» GIVEN DATA
-=-=-=-=-

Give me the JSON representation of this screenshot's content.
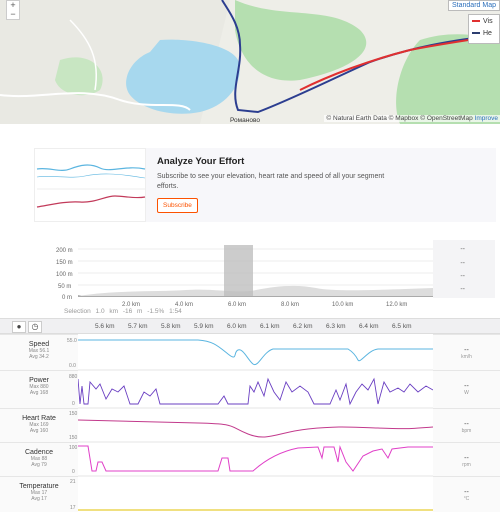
{
  "map": {
    "zoom_in": "+",
    "zoom_out": "−",
    "style_button": "Standard Map",
    "legend": [
      {
        "label": "Vis",
        "color": "#e03030"
      },
      {
        "label": "He",
        "color": "#2c3e70"
      }
    ],
    "attribution": [
      "© Natural Earth Data",
      "© Mapbox",
      "© OpenStreetMap"
    ],
    "improve": "Improve",
    "place_label": "Романово"
  },
  "upsell": {
    "title": "Analyze Your Effort",
    "text": "Subscribe to see your elevation, heart rate and speed of all your segment efforts.",
    "button": "Subscribe"
  },
  "overview": {
    "y_ticks": [
      "200 m",
      "150 m",
      "100 m",
      "50 m",
      "0 m"
    ],
    "x_ticks": [
      "2.0 km",
      "4.0 km",
      "6.0 km",
      "8.0 km",
      "10.0 km",
      "12.0 km"
    ],
    "side_values": [
      "--",
      "--",
      "--",
      "--"
    ],
    "selection": "Selection  1.0 km  -16 m  -1.5%  1:54"
  },
  "streams": {
    "km_ticks": [
      "5.6 km",
      "5.7 km",
      "5.8 km",
      "5.9 km",
      "6.0 km",
      "6.1 km",
      "6.2 km",
      "6.3 km",
      "6.4 km",
      "6.5 km"
    ],
    "rows": [
      {
        "title": "Speed",
        "max": "Max 56.1",
        "avg": "Avg 34.2",
        "value": "--",
        "unit": "km/h",
        "top": "55.0",
        "bottom": "0.0",
        "color": "#5bb5e0"
      },
      {
        "title": "Power",
        "max": "Max 880",
        "avg": "Avg 168",
        "value": "--",
        "unit": "W",
        "top": "880",
        "bottom": "0",
        "color": "#6a3fc2"
      },
      {
        "title": "Heart Rate",
        "max": "Max 169",
        "avg": "Avg 160",
        "value": "--",
        "unit": "bpm",
        "top": "150",
        "bottom": "150",
        "color": "#c23a8c"
      },
      {
        "title": "Cadence",
        "max": "Max 88",
        "avg": "Avg 79",
        "value": "--",
        "unit": "rpm",
        "top": "100",
        "bottom": "0",
        "color": "#e040c8"
      },
      {
        "title": "Temperature",
        "max": "Max 17",
        "avg": "Avg 17",
        "value": "--",
        "unit": "°C",
        "top": "21",
        "bottom": "17",
        "color": "#e0c000"
      }
    ]
  }
}
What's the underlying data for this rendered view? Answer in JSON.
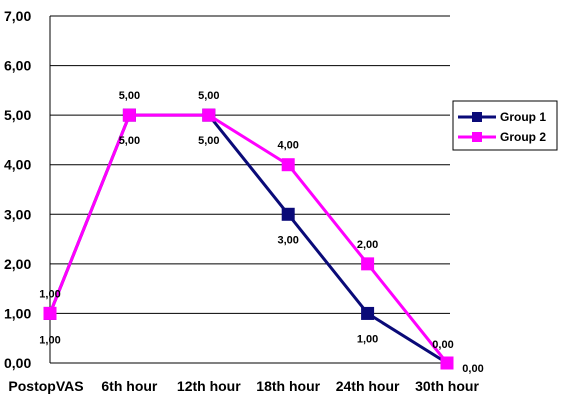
{
  "chart_data": {
    "type": "line",
    "title": "",
    "xlabel": "",
    "ylabel": "",
    "categories": [
      "PostopVAS",
      "6th hour",
      "12th hour",
      "18th hour",
      "24th hour",
      "30th hour"
    ],
    "y_ticks": [
      "0,00",
      "1,00",
      "2,00",
      "3,00",
      "4,00",
      "5,00",
      "6,00",
      "7,00"
    ],
    "ylim": [
      0,
      7
    ],
    "grid": "horizontal",
    "legend_position": "right",
    "series": [
      {
        "name": "Group 1",
        "color": "#0a0a78",
        "marker": "square",
        "values": [
          1,
          5,
          5,
          3,
          1,
          0
        ],
        "labels": [
          "1,00",
          "5,00",
          "5,00",
          "3,00",
          "1,00",
          "0,00"
        ]
      },
      {
        "name": "Group 2",
        "color": "#ff00ff",
        "marker": "square",
        "values": [
          1,
          5,
          5,
          4,
          2,
          0
        ],
        "labels": [
          "1,00",
          "5,00",
          "5,00",
          "4,00",
          "2,00",
          "0,00"
        ]
      }
    ]
  }
}
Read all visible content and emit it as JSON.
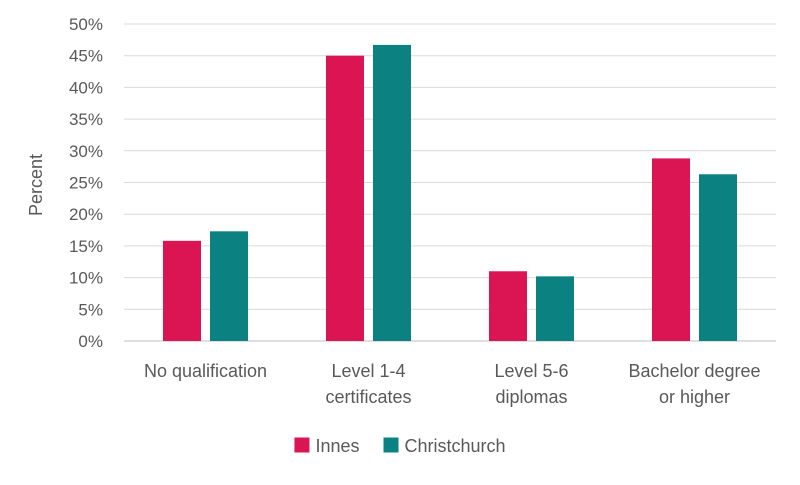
{
  "chart_data": {
    "type": "bar",
    "title": "",
    "xlabel": "",
    "ylabel": "Percent",
    "ylim": [
      0,
      50
    ],
    "y_tick_step": 5,
    "y_tick_format": "percent",
    "grid": true,
    "legend_position": "bottom",
    "categories": [
      [
        "No qualification"
      ],
      [
        "Level 1-4",
        "certificates"
      ],
      [
        "Level 5-6",
        "diplomas"
      ],
      [
        "Bachelor degree",
        "or higher"
      ]
    ],
    "series": [
      {
        "name": "Innes",
        "color": "#DB1554",
        "values": [
          15.8,
          45.0,
          11.0,
          28.8
        ]
      },
      {
        "name": "Christchurch",
        "color": "#0B8281",
        "values": [
          17.3,
          46.7,
          10.2,
          26.3
        ]
      }
    ]
  }
}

-=-=-=-=-

» THE REQUEST
Copy out every line of the material above exactly, skipping the pictures.

» SOLUTION TO THE EXERCISE
Give me the JSON representation of this screenshot's content.
{
  "map": {
    "zoom_in": "+",
    "zoom_out": "−",
    "style_button": "Standard Map",
    "legend": [
      {
        "label": "Vis",
        "color": "#e03030"
      },
      {
        "label": "He",
        "color": "#2c3e70"
      }
    ],
    "attribution": [
      "© Natural Earth Data",
      "© Mapbox",
      "© OpenStreetMap"
    ],
    "improve": "Improve",
    "place_label": "Романово"
  },
  "upsell": {
    "title": "Analyze Your Effort",
    "text": "Subscribe to see your elevation, heart rate and speed of all your segment efforts.",
    "button": "Subscribe"
  },
  "overview": {
    "y_ticks": [
      "200 m",
      "150 m",
      "100 m",
      "50 m",
      "0 m"
    ],
    "x_ticks": [
      "2.0 km",
      "4.0 km",
      "6.0 km",
      "8.0 km",
      "10.0 km",
      "12.0 km"
    ],
    "side_values": [
      "--",
      "--",
      "--",
      "--"
    ],
    "selection": "Selection  1.0 km  -16 m  -1.5%  1:54"
  },
  "streams": {
    "km_ticks": [
      "5.6 km",
      "5.7 km",
      "5.8 km",
      "5.9 km",
      "6.0 km",
      "6.1 km",
      "6.2 km",
      "6.3 km",
      "6.4 km",
      "6.5 km"
    ],
    "rows": [
      {
        "title": "Speed",
        "max": "Max 56.1",
        "avg": "Avg 34.2",
        "value": "--",
        "unit": "km/h",
        "top": "55.0",
        "bottom": "0.0",
        "color": "#5bb5e0"
      },
      {
        "title": "Power",
        "max": "Max 880",
        "avg": "Avg 168",
        "value": "--",
        "unit": "W",
        "top": "880",
        "bottom": "0",
        "color": "#6a3fc2"
      },
      {
        "title": "Heart Rate",
        "max": "Max 169",
        "avg": "Avg 160",
        "value": "--",
        "unit": "bpm",
        "top": "150",
        "bottom": "150",
        "color": "#c23a8c"
      },
      {
        "title": "Cadence",
        "max": "Max 88",
        "avg": "Avg 79",
        "value": "--",
        "unit": "rpm",
        "top": "100",
        "bottom": "0",
        "color": "#e040c8"
      },
      {
        "title": "Temperature",
        "max": "Max 17",
        "avg": "Avg 17",
        "value": "--",
        "unit": "°C",
        "top": "21",
        "bottom": "17",
        "color": "#e0c000"
      }
    ]
  }
}
What's the underlying data for this rendered view? Answer in JSON.
{
  "chart_data": {
    "type": "line",
    "title": "",
    "xlabel": "",
    "ylabel": "",
    "categories": [
      "PostopVAS",
      "6th hour",
      "12th hour",
      "18th hour",
      "24th hour",
      "30th hour"
    ],
    "y_ticks": [
      "0,00",
      "1,00",
      "2,00",
      "3,00",
      "4,00",
      "5,00",
      "6,00",
      "7,00"
    ],
    "ylim": [
      0,
      7
    ],
    "grid": "horizontal",
    "legend_position": "right",
    "series": [
      {
        "name": "Group 1",
        "color": "#0a0a78",
        "marker": "square",
        "values": [
          1,
          5,
          5,
          3,
          1,
          0
        ],
        "labels": [
          "1,00",
          "5,00",
          "5,00",
          "3,00",
          "1,00",
          "0,00"
        ]
      },
      {
        "name": "Group 2",
        "color": "#ff00ff",
        "marker": "square",
        "values": [
          1,
          5,
          5,
          4,
          2,
          0
        ],
        "labels": [
          "1,00",
          "5,00",
          "5,00",
          "4,00",
          "2,00",
          "0,00"
        ]
      }
    ]
  }
}
Read all visible content and emit it as JSON.
{
  "chart_data": {
    "type": "bar",
    "title": "",
    "xlabel": "",
    "ylabel": "Percent",
    "ylim": [
      0,
      50
    ],
    "y_tick_step": 5,
    "y_tick_format": "percent",
    "grid": true,
    "legend_position": "bottom",
    "categories": [
      [
        "No qualification"
      ],
      [
        "Level 1-4",
        "certificates"
      ],
      [
        "Level 5-6",
        "diplomas"
      ],
      [
        "Bachelor degree",
        "or higher"
      ]
    ],
    "series": [
      {
        "name": "Innes",
        "color": "#DB1554",
        "values": [
          15.8,
          45.0,
          11.0,
          28.8
        ]
      },
      {
        "name": "Christchurch",
        "color": "#0B8281",
        "values": [
          17.3,
          46.7,
          10.2,
          26.3
        ]
      }
    ]
  }
}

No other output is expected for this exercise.